__TASK__: Which lines in the records below contain the word "Inspecting"? Copy each one out.

** start DATA EXTRACT **

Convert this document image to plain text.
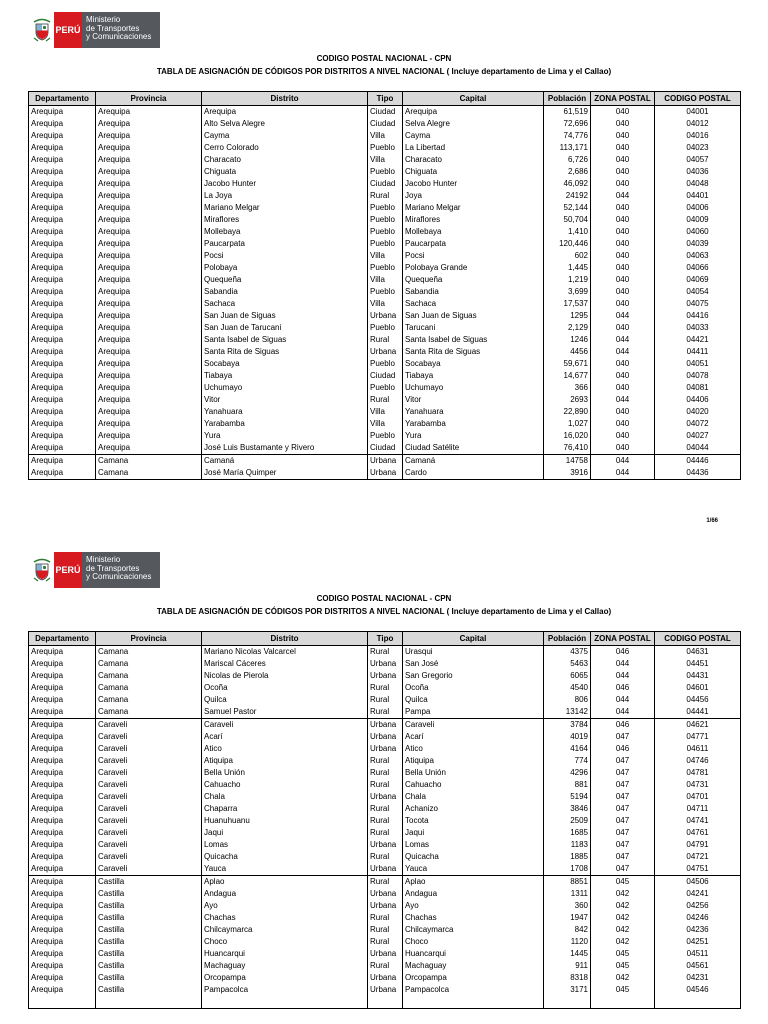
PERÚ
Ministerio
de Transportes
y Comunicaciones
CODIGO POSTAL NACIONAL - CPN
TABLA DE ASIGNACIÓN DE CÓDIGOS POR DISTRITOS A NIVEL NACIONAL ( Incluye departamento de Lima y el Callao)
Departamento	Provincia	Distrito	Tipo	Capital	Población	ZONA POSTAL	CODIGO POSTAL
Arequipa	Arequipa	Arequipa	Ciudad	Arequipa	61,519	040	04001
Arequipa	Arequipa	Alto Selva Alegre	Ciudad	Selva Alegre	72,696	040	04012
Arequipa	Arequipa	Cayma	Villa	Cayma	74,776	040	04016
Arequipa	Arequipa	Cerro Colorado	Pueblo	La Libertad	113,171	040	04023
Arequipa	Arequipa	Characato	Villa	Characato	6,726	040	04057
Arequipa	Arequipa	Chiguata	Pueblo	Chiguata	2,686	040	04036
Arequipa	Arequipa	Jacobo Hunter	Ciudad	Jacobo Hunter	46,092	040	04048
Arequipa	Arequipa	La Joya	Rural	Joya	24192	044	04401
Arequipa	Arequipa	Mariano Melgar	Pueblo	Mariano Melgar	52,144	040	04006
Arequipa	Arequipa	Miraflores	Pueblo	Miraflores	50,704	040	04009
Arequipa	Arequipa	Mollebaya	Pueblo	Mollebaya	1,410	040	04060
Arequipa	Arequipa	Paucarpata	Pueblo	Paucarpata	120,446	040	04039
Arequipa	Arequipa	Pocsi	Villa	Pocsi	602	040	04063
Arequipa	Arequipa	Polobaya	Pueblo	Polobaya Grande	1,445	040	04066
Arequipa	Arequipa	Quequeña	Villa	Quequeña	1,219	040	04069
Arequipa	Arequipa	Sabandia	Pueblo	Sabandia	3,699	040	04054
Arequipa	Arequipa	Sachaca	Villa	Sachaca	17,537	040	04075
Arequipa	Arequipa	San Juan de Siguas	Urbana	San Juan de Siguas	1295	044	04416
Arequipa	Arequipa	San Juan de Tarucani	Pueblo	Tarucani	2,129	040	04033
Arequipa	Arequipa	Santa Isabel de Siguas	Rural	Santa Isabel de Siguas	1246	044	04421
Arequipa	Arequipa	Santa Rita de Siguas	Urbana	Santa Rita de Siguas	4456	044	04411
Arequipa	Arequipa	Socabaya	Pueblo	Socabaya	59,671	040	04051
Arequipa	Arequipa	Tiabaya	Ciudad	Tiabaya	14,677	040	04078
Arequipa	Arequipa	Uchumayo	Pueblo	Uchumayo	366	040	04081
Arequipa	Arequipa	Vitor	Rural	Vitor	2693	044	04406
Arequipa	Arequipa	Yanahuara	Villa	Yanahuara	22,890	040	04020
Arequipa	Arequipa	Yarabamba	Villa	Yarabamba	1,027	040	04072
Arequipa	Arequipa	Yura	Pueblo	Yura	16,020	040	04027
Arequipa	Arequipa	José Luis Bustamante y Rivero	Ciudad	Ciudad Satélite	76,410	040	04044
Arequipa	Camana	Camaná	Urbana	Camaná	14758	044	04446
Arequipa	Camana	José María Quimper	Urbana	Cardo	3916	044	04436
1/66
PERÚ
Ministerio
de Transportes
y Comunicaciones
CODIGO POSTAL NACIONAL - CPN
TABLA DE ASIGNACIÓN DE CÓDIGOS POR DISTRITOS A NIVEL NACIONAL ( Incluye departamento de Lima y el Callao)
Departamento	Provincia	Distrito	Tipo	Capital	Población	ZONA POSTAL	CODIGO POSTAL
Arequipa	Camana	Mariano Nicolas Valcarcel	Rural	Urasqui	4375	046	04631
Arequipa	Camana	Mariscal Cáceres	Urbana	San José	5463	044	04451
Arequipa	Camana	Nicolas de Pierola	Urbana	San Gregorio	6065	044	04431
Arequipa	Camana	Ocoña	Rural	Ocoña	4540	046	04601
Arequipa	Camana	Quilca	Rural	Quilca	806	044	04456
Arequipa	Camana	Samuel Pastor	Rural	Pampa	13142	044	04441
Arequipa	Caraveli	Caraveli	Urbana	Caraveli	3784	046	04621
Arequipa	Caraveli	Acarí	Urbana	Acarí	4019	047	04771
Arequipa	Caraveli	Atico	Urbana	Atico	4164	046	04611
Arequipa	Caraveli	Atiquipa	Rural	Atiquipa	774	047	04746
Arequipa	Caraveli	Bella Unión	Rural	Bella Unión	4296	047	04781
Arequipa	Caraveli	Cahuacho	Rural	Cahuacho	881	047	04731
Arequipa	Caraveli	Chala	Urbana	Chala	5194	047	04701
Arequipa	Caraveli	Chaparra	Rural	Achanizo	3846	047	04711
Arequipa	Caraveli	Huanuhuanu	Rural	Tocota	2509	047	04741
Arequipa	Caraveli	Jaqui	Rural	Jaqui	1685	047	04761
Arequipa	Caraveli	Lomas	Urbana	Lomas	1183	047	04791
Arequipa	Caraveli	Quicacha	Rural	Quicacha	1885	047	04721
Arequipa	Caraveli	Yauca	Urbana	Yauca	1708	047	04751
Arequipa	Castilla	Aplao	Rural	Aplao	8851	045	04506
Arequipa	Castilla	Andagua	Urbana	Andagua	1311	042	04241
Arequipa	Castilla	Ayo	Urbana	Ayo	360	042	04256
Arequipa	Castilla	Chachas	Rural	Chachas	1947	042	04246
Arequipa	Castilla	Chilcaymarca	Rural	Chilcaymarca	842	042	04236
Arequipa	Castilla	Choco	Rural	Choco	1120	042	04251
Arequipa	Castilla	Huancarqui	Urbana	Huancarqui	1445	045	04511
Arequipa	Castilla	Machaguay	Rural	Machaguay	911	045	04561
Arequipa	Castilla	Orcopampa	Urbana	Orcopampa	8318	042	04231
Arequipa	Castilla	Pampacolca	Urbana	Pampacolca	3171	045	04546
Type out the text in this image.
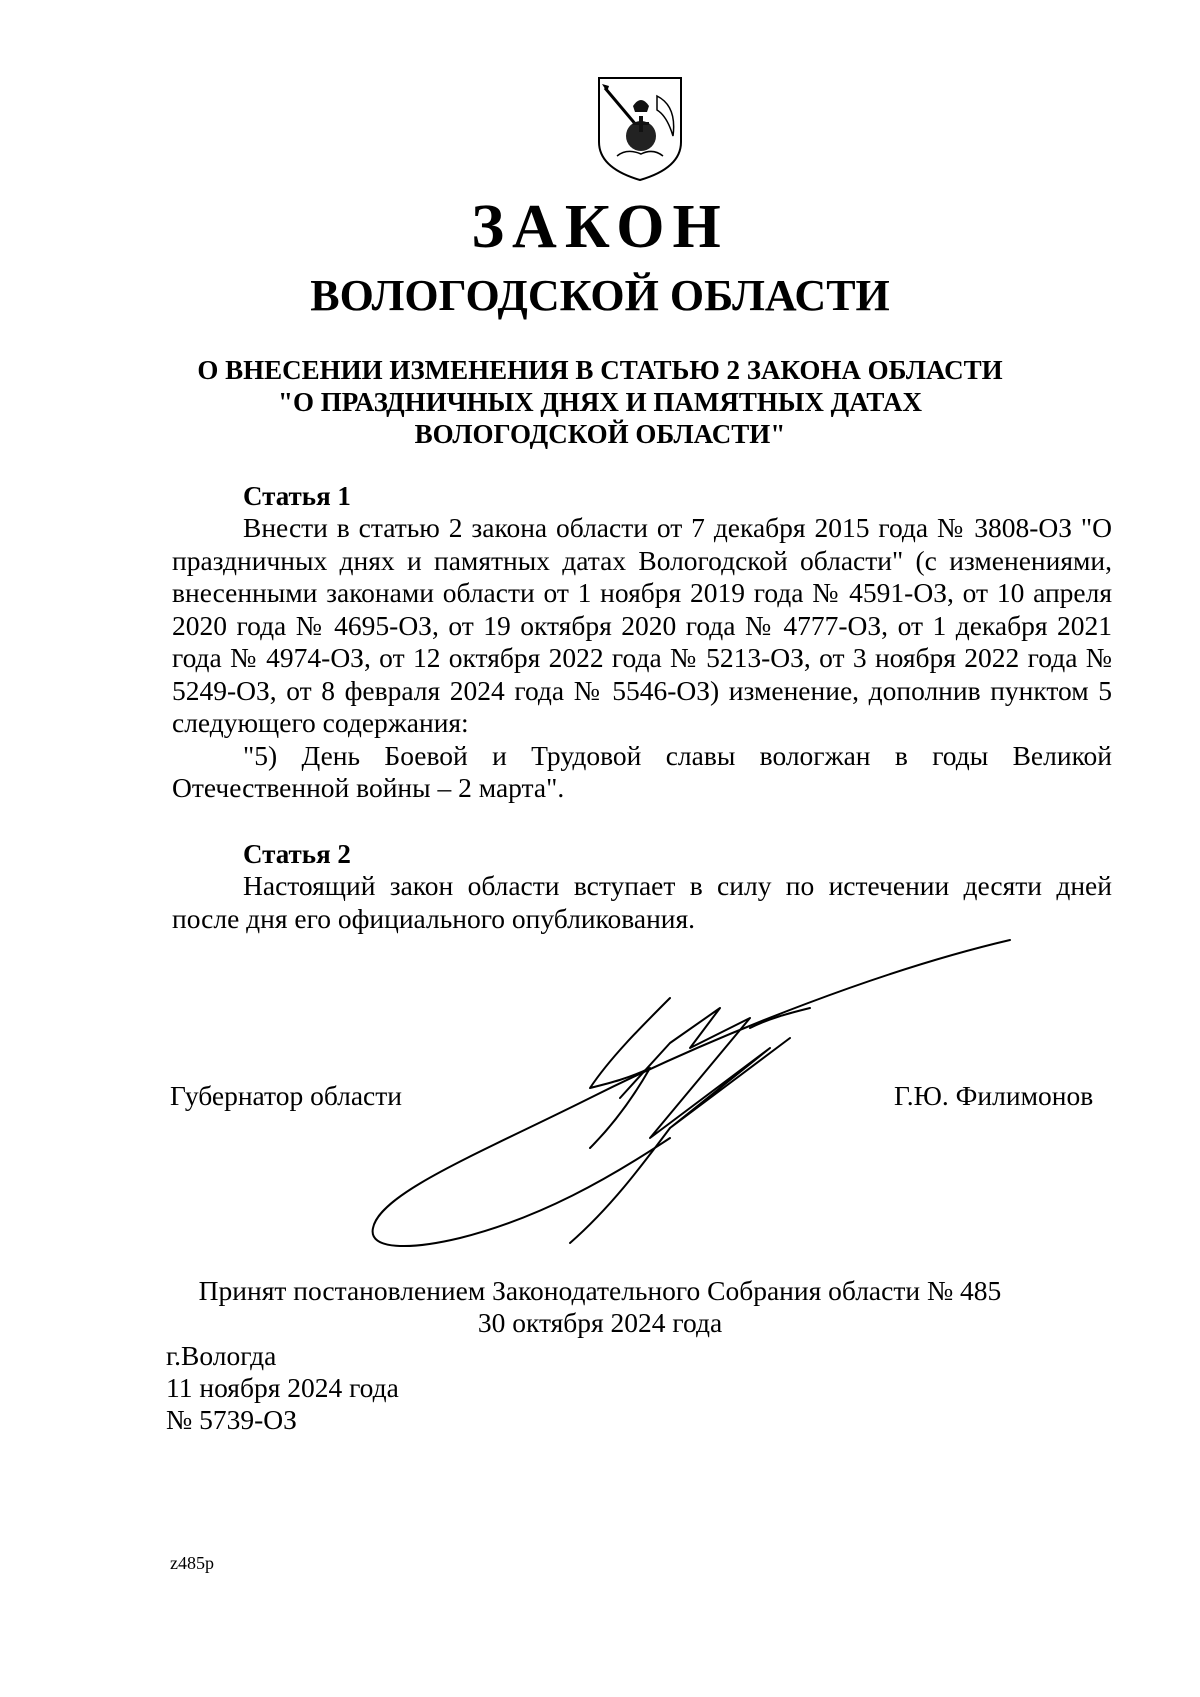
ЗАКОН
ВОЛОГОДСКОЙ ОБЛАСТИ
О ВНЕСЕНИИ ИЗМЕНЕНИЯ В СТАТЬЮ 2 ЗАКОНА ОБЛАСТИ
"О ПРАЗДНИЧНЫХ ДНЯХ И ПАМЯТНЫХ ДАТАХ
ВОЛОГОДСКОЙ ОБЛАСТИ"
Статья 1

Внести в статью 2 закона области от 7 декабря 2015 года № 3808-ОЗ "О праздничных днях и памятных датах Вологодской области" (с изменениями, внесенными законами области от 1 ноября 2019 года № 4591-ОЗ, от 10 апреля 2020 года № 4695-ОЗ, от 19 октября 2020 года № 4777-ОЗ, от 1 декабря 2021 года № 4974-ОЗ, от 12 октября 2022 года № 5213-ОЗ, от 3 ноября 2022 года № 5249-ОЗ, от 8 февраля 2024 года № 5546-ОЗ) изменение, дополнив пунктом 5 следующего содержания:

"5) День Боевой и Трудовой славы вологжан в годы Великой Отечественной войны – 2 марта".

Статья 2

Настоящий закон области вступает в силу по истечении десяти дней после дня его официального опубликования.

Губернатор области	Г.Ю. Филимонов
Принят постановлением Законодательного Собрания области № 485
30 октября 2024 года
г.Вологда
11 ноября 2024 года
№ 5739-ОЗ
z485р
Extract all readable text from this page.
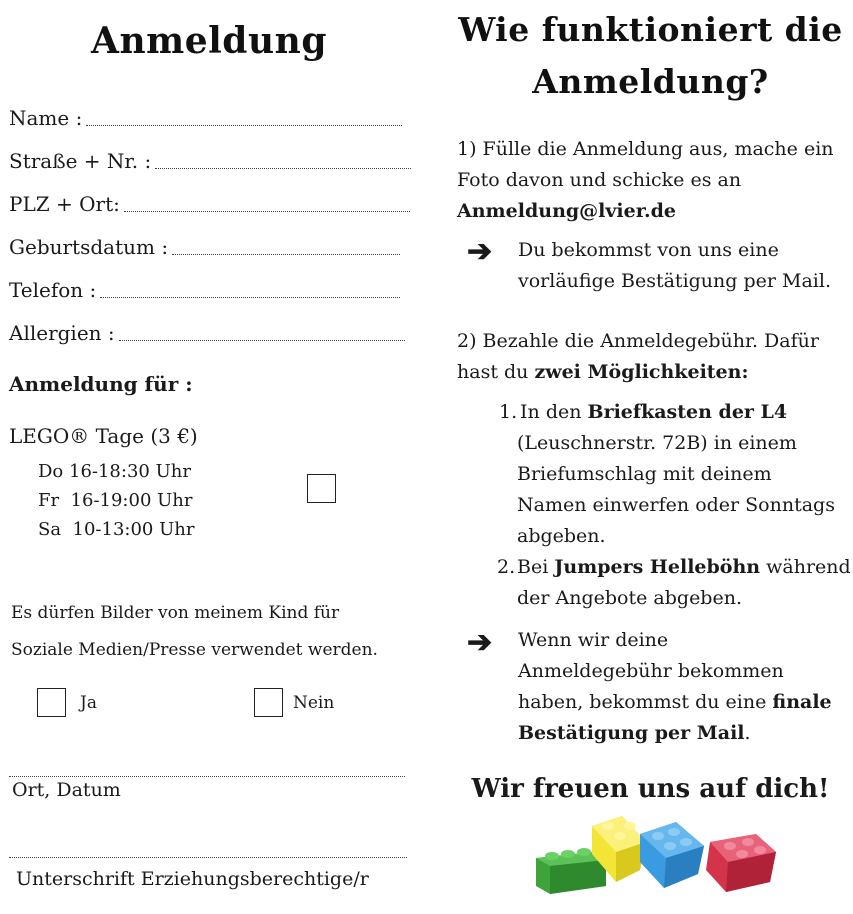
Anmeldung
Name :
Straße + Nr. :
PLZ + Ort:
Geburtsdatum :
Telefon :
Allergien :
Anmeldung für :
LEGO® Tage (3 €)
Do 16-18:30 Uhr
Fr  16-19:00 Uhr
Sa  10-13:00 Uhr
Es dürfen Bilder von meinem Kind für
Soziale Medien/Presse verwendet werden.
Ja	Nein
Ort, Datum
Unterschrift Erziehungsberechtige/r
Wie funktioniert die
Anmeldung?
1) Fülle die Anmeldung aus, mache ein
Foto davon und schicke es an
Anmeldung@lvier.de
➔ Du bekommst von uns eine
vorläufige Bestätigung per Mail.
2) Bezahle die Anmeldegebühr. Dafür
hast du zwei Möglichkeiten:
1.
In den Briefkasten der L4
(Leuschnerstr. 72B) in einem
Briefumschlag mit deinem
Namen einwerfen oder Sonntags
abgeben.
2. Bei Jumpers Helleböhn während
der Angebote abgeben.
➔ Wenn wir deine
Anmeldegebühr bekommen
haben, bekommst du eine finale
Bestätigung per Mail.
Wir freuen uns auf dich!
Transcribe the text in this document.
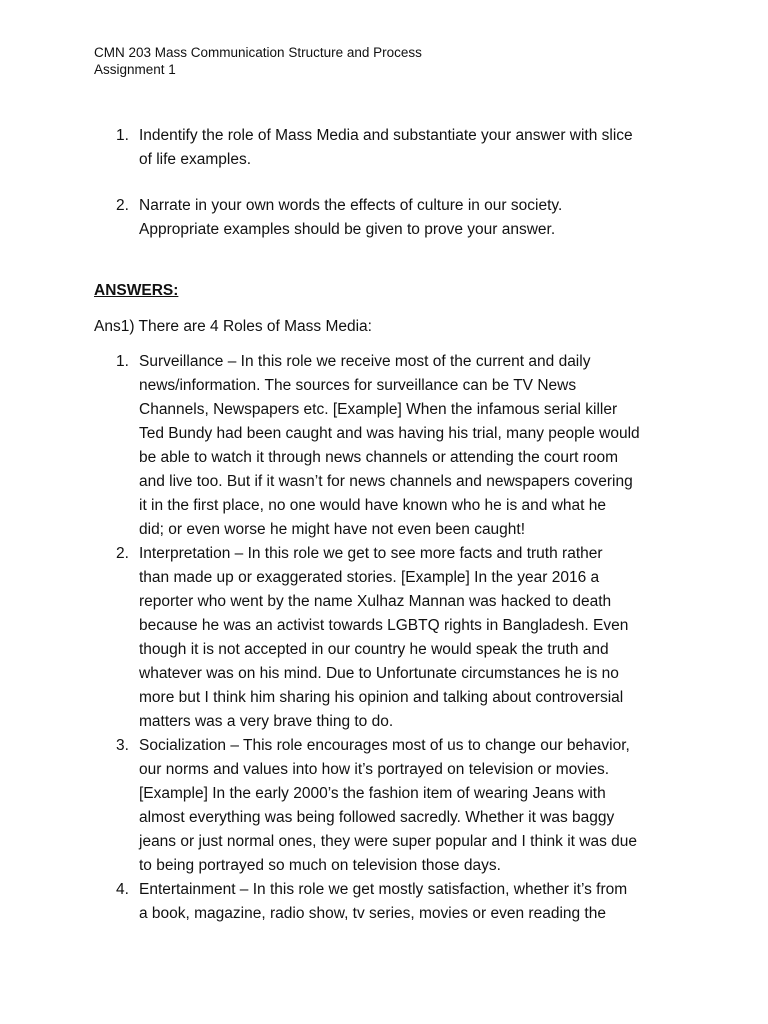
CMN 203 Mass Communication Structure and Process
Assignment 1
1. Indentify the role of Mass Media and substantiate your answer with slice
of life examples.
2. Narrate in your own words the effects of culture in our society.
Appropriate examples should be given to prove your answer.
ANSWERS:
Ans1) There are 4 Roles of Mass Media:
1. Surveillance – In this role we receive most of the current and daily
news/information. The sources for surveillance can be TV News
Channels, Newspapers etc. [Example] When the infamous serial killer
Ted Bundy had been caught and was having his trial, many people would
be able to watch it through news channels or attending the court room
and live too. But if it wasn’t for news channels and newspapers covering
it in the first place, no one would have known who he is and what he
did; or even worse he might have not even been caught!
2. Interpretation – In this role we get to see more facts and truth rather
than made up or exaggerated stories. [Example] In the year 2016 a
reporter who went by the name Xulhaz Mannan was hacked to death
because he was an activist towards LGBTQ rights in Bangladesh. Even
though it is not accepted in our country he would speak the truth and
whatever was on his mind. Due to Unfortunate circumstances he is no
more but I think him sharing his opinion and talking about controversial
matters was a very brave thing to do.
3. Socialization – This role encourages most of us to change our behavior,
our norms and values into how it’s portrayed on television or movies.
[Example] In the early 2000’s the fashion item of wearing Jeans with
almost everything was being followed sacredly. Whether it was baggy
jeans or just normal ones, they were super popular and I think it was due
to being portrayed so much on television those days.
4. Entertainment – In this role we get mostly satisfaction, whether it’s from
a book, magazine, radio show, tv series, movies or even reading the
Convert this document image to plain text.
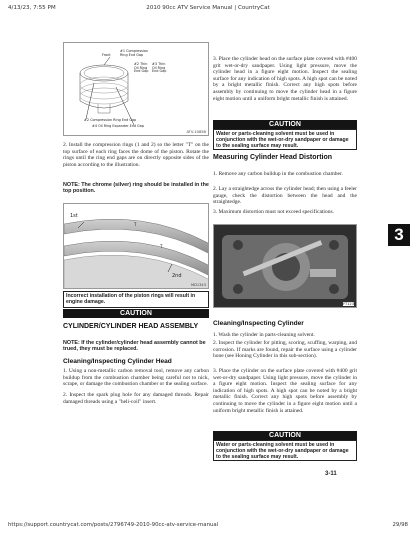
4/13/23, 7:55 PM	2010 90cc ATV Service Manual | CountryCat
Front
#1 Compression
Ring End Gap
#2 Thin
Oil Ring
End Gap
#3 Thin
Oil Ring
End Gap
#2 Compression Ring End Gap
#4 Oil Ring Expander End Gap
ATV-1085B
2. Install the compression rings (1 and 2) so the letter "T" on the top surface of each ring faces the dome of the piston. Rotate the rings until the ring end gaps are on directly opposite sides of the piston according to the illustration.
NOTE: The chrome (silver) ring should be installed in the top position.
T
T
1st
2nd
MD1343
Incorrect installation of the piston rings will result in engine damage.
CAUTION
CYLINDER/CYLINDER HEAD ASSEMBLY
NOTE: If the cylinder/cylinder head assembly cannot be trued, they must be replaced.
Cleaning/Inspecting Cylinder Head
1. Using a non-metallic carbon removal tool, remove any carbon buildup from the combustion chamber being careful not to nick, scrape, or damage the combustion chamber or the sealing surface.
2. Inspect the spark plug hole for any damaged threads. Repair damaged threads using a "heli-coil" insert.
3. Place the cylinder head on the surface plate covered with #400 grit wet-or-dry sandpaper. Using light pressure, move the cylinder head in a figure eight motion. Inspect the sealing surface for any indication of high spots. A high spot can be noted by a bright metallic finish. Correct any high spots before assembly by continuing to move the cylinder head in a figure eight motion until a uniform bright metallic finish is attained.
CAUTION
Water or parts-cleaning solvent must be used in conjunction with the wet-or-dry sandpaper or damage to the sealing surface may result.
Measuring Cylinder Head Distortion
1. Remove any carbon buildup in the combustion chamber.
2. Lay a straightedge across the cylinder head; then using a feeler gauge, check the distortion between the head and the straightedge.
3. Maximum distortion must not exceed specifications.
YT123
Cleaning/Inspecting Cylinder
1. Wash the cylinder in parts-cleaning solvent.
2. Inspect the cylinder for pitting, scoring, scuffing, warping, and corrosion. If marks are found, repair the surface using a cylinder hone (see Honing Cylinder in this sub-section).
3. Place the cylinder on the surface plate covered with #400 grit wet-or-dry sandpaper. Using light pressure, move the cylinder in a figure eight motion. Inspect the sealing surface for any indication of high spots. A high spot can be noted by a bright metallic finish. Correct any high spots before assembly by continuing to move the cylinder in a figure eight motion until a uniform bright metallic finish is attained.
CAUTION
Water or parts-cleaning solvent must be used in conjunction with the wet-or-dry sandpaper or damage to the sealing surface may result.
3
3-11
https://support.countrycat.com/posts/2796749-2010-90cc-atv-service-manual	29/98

** end DATA EXTRACT **

__PROBLEM SOLUTION__:
Cleaning/Inspecting Cylinder Head
Cleaning/Inspecting Cylinder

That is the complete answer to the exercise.